• To be done
Copy every entry exactly.

____

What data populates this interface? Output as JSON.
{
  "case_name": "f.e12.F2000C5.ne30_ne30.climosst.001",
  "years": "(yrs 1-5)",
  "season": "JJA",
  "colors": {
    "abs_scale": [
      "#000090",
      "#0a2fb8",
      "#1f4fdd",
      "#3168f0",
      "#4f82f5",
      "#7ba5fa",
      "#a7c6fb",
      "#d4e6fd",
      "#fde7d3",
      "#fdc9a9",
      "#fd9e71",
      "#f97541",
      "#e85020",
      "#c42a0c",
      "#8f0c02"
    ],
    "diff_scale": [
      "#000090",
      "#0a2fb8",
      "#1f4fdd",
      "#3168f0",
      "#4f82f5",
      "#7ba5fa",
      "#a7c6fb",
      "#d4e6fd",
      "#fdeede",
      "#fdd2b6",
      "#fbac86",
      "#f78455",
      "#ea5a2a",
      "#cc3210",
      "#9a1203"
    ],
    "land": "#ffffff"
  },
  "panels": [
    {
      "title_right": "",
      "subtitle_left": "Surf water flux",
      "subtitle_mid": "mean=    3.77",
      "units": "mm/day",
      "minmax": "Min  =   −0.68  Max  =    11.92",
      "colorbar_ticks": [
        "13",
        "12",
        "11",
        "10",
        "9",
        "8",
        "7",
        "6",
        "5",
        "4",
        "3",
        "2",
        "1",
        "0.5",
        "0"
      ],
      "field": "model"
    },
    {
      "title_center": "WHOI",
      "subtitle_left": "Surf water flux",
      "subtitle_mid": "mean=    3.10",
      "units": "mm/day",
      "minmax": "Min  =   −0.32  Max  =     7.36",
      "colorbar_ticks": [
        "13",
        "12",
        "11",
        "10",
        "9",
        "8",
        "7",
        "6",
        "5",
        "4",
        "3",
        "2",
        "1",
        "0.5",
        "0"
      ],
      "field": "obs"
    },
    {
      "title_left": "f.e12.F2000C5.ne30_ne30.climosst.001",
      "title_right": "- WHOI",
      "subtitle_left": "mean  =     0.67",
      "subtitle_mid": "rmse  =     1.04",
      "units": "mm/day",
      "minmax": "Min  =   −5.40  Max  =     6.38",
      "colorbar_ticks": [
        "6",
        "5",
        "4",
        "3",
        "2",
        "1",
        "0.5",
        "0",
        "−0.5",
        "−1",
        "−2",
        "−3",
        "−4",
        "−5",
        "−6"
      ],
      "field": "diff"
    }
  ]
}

____

• Exercise solution
What data populates this interface? Output as JSON.
{
  "case_name": "f.e12.F2000C5.ne30_ne30.climosst.001",
  "years": "(yrs 1-5)",
  "season": "JJA",
  "colors": {
    "abs_scale": [
      "#000090",
      "#0a2fb8",
      "#1f4fdd",
      "#3168f0",
      "#4f82f5",
      "#7ba5fa",
      "#a7c6fb",
      "#d4e6fd",
      "#fde7d3",
      "#fdc9a9",
      "#fd9e71",
      "#f97541",
      "#e85020",
      "#c42a0c",
      "#8f0c02"
    ],
    "diff_scale": [
      "#000090",
      "#0a2fb8",
      "#1f4fdd",
      "#3168f0",
      "#4f82f5",
      "#7ba5fa",
      "#a7c6fb",
      "#d4e6fd",
      "#fdeede",
      "#fdd2b6",
      "#fbac86",
      "#f78455",
      "#ea5a2a",
      "#cc3210",
      "#9a1203"
    ],
    "land": "#ffffff"
  },
  "panels": [
    {
      "title_right": "",
      "subtitle_left": "Surf water flux",
      "subtitle_mid": "mean=    3.77",
      "units": "mm/day",
      "minmax": "Min  =   −0.68  Max  =    11.92",
      "colorbar_ticks": [
        "13",
        "12",
        "11",
        "10",
        "9",
        "8",
        "7",
        "6",
        "5",
        "4",
        "3",
        "2",
        "1",
        "0.5",
        "0"
      ],
      "field": "model"
    },
    {
      "title_center": "WHOI",
      "subtitle_left": "Surf water flux",
      "subtitle_mid": "mean=    3.10",
      "units": "mm/day",
      "minmax": "Min  =   −0.32  Max  =     7.36",
      "colorbar_ticks": [
        "13",
        "12",
        "11",
        "10",
        "9",
        "8",
        "7",
        "6",
        "5",
        "4",
        "3",
        "2",
        "1",
        "0.5",
        "0"
      ],
      "field": "obs"
    },
    {
      "title_left": "f.e12.F2000C5.ne30_ne30.climosst.001",
      "title_right": "- WHOI",
      "subtitle_left": "mean  =     0.67",
      "subtitle_mid": "rmse  =     1.04",
      "units": "mm/day",
      "minmax": "Min  =   −5.40  Max  =     6.38",
      "colorbar_ticks": [
        "6",
        "5",
        "4",
        "3",
        "2",
        "1",
        "0.5",
        "0",
        "−0.5",
        "−1",
        "−2",
        "−3",
        "−4",
        "−5",
        "−6"
      ],
      "field": "diff"
    }
  ]
}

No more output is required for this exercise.